指示 1: ページ抜粋によると、MRJの航続距離は何キロですか。

三菱重工業の6月21日に開催された株主総会では、正面に設けられたビデオスクリーンにMRJの飛ぶ姿が大きく映し出され、何とか商業飛行にこぎつけたいという強い期待感が現れていた。宮永俊一社長は「私の責任でMRJのめどをつける」として、今年の春に三菱重工の社長の続投を表明、債務超過に陥っていた三菱航空機に対して1000億円の資本注入を決断した。
MRJは客席が70〜90席、航続距離3370キロの小型ジェットで、機体の一部に炭素繊維を使うなどして軽量化に力を入れ、燃費を従来機より20%改善、騒音も50%も小さくするなど最新鋭の技術を駆使している。経済産業省を含め航空業界は、1971年に180機を生産して製造打ち切りとなったターボプロップ型エンジンの旅客機YS-11に次ぐ国産旅客機として開発を応援してきた。
キャンセル発生
08年に全日空が航空会社の先頭を切ってMRJ25機(うち10機がオプション)の受注を決めた。当初の予定では15年には1号機が納入される予定だったが、20年半ばまでずれこむとしている。09年には米国のトランス・ステーツ・ホールディングスから100機(50機はオプション)、12年には米国の地域航空会社スカイウエストから100機受注、その後追加で100機オプションの注文を獲得、また日本航空から14年に32機を受注した。

(領域とラベルの一覧)
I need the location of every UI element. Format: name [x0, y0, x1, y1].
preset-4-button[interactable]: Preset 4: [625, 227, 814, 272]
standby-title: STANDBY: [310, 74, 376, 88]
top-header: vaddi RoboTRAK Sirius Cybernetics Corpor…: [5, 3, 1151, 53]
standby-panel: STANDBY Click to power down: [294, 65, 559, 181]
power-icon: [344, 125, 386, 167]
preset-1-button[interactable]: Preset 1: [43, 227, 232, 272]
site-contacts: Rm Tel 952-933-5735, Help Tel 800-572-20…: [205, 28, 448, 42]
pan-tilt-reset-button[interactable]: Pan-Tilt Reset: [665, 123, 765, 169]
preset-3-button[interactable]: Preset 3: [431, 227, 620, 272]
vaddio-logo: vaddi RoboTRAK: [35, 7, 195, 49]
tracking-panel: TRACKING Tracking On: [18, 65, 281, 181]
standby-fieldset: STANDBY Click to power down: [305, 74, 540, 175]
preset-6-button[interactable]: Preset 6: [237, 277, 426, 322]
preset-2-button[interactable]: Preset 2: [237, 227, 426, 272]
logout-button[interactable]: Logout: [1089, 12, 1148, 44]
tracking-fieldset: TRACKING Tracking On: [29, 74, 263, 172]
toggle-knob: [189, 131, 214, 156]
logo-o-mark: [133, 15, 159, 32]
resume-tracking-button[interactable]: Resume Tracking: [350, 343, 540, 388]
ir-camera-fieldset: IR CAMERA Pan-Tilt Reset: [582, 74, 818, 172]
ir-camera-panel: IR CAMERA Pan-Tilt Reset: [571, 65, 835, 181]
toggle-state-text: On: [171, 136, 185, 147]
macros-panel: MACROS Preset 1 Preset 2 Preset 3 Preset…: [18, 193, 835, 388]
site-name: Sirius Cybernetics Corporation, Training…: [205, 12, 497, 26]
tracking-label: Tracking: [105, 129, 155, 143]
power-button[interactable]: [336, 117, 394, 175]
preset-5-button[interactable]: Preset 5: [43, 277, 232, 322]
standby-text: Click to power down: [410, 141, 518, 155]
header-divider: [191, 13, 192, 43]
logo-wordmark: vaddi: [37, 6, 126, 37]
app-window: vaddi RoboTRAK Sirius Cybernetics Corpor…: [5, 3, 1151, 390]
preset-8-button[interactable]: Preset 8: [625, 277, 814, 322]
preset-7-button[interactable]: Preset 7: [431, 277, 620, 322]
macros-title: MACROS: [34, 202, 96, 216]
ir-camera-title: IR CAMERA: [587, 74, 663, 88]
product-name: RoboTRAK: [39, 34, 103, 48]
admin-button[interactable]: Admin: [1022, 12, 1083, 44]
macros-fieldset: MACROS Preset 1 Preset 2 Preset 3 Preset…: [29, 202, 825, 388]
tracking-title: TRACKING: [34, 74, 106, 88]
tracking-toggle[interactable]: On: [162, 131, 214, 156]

指示 2: 上に並ぶ行の最初から始まり、「preset-2-button[interactable]: Preset 2: [237, 227, 426, 272]」を含む行で終わるまでを、両端も含めてそのまま引用してください。

回答 1: 3370キロです。

回答 2:
I need the location of every UI element. Format: name [x0, y0, x1, y1].
preset-4-button[interactable]: Preset 4: [625, 227, 814, 272]
standby-title: STANDBY: [310, 74, 376, 88]
top-header: vaddi RoboTRAK Sirius Cybernetics Corpor…: [5, 3, 1151, 53]
standby-panel: STANDBY Click to power down: [294, 65, 559, 181]
power-icon: [344, 125, 386, 167]
preset-1-button[interactable]: Preset 1: [43, 227, 232, 272]
site-contacts: Rm Tel 952-933-5735, Help Tel 800-572-20…: [205, 28, 448, 42]
pan-tilt-reset-button[interactable]: Pan-Tilt Reset: [665, 123, 765, 169]
preset-3-button[interactable]: Preset 3: [431, 227, 620, 272]
vaddio-logo: vaddi RoboTRAK: [35, 7, 195, 49]
tracking-panel: TRACKING Tracking On: [18, 65, 281, 181]
standby-fieldset: STANDBY Click to power down: [305, 74, 540, 175]
preset-6-button[interactable]: Preset 6: [237, 277, 426, 322]
preset-2-button[interactable]: Preset 2: [237, 227, 426, 272]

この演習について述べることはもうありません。